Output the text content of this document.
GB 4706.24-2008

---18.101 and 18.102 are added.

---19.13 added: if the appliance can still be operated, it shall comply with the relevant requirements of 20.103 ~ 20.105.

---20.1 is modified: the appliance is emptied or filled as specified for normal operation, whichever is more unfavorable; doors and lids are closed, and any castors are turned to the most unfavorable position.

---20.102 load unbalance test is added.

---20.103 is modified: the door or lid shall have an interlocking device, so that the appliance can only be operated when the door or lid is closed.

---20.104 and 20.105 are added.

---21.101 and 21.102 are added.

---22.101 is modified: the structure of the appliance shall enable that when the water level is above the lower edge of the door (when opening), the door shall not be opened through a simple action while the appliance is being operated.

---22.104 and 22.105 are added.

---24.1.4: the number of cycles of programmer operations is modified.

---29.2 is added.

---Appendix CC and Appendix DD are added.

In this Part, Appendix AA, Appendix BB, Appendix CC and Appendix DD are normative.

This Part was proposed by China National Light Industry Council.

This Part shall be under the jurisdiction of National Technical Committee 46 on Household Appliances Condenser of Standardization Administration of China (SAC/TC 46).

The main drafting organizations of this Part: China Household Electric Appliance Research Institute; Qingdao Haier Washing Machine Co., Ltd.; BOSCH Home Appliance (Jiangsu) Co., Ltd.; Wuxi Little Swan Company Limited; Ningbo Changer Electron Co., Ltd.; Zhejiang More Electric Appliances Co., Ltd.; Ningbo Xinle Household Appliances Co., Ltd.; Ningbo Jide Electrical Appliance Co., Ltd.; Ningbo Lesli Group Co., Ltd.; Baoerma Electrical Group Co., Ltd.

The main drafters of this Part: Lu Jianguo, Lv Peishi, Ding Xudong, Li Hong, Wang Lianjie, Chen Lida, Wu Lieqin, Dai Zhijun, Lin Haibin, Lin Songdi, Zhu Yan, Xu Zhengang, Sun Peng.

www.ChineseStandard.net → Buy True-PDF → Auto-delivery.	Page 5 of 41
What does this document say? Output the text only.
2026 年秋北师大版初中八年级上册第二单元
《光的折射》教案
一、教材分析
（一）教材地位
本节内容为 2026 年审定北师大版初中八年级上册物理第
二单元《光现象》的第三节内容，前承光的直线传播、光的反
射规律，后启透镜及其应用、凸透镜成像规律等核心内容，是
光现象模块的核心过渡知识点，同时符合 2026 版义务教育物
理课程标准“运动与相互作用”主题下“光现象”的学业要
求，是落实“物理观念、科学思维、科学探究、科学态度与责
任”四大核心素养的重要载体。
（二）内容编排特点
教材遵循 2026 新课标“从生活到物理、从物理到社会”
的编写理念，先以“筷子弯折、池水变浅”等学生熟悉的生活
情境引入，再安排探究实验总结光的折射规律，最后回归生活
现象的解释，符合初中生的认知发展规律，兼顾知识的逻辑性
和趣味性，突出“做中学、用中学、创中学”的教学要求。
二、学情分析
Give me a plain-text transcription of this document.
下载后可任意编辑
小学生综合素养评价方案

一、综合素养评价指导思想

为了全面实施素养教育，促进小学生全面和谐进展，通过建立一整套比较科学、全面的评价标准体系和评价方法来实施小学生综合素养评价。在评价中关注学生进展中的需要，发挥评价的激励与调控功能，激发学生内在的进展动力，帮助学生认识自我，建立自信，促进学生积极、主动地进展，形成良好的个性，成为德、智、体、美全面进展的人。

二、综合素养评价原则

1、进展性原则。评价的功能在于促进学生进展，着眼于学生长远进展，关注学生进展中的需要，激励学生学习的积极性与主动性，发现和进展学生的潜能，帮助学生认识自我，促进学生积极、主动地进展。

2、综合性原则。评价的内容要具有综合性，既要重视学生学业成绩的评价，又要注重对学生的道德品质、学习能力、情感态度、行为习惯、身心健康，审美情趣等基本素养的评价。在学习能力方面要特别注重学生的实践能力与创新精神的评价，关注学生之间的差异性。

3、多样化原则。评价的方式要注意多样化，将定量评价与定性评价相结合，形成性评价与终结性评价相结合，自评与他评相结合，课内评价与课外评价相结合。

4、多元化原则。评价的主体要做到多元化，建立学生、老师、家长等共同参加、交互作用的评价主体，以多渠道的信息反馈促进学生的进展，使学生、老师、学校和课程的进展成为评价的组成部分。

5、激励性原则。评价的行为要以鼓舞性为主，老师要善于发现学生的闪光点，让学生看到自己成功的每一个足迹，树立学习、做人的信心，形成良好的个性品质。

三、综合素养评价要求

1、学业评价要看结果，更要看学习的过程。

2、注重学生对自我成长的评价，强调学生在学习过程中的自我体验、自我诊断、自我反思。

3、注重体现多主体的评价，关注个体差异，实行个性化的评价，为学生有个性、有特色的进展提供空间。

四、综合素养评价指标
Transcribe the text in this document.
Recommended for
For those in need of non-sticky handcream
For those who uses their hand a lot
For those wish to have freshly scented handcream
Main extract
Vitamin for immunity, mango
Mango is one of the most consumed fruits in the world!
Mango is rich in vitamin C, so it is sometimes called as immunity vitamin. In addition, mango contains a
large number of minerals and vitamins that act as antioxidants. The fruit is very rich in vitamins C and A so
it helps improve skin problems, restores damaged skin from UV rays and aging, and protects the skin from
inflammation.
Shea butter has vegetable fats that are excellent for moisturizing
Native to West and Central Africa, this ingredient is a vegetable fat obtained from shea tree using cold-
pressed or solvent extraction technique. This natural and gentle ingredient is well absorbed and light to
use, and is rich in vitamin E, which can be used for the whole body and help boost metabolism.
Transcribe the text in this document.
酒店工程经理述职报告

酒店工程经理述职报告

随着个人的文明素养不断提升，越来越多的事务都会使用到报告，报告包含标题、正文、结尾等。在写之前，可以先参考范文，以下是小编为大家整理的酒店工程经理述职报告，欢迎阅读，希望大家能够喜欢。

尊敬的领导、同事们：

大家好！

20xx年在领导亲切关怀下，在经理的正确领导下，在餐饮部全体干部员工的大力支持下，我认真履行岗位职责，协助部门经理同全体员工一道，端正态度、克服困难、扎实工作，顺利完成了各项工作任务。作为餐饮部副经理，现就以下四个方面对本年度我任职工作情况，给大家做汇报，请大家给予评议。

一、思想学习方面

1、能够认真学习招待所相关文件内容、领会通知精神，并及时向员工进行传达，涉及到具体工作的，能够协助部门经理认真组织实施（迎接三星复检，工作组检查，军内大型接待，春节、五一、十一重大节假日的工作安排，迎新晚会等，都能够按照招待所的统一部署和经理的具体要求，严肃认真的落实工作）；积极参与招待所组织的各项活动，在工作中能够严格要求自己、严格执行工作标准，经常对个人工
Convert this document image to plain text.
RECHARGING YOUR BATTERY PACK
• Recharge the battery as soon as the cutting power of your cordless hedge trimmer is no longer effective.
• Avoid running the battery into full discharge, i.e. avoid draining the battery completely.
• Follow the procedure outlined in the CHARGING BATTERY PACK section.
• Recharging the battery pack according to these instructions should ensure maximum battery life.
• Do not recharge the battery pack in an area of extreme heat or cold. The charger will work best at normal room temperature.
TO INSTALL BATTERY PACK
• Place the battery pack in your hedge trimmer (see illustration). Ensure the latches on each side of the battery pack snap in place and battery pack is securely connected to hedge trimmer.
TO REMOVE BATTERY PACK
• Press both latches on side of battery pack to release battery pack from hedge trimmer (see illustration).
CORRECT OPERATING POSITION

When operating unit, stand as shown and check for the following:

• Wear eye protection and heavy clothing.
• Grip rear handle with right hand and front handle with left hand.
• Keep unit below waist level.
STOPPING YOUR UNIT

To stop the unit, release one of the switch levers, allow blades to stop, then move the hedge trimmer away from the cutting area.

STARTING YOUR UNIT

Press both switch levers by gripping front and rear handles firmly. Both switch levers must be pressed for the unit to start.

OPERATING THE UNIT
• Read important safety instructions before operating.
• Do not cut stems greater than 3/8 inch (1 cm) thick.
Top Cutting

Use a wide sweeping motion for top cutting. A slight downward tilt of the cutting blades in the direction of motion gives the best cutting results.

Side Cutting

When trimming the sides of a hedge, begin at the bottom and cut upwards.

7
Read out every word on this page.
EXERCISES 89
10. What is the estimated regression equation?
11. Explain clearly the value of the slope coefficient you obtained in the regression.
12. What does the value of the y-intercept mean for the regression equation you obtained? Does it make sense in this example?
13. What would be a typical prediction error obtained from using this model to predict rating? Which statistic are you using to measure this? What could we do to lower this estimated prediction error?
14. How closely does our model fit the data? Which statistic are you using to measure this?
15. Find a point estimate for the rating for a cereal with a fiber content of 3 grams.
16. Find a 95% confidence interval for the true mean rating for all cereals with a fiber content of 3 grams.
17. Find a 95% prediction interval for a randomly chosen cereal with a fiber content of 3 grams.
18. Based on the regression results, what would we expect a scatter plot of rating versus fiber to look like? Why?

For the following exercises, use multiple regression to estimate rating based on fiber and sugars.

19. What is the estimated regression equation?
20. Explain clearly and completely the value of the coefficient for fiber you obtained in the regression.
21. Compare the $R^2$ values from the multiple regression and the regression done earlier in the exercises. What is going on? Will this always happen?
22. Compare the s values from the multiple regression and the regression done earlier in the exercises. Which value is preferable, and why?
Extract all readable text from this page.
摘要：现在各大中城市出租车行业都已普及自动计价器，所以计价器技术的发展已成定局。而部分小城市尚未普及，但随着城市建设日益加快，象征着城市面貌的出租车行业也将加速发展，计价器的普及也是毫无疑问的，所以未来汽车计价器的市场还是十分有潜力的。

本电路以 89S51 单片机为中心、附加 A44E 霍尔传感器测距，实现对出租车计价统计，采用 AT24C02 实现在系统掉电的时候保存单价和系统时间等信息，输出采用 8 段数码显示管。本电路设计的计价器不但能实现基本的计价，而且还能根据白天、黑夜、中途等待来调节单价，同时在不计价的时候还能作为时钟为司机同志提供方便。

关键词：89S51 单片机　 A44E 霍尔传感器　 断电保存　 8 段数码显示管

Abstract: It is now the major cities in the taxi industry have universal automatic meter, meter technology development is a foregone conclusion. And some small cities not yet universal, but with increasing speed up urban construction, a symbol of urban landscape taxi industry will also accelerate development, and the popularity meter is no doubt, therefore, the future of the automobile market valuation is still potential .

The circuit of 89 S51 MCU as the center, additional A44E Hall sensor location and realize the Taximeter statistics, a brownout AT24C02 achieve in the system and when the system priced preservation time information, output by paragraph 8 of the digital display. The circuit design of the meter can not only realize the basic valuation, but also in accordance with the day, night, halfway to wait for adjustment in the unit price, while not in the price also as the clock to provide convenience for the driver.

==========

For each line of the listing that holds the word "have", show that line.

---20.103 is modified: the door or lid shall have an interlocking device, so that the appliance can only be operated when the door or lid is closed.
For those wish to have freshly scented handcream
Abstract: It is now the major cities in the taxi industry have universal automatic meter, meter technology development is a foregone conclusion. And some small cities not yet universal, but with increasing speed up urban construction, a symbol of urban landscape taxi industry will also accelerate development, and the popularity meter is no doubt, therefore, the future of the automobile market valuation is still potential .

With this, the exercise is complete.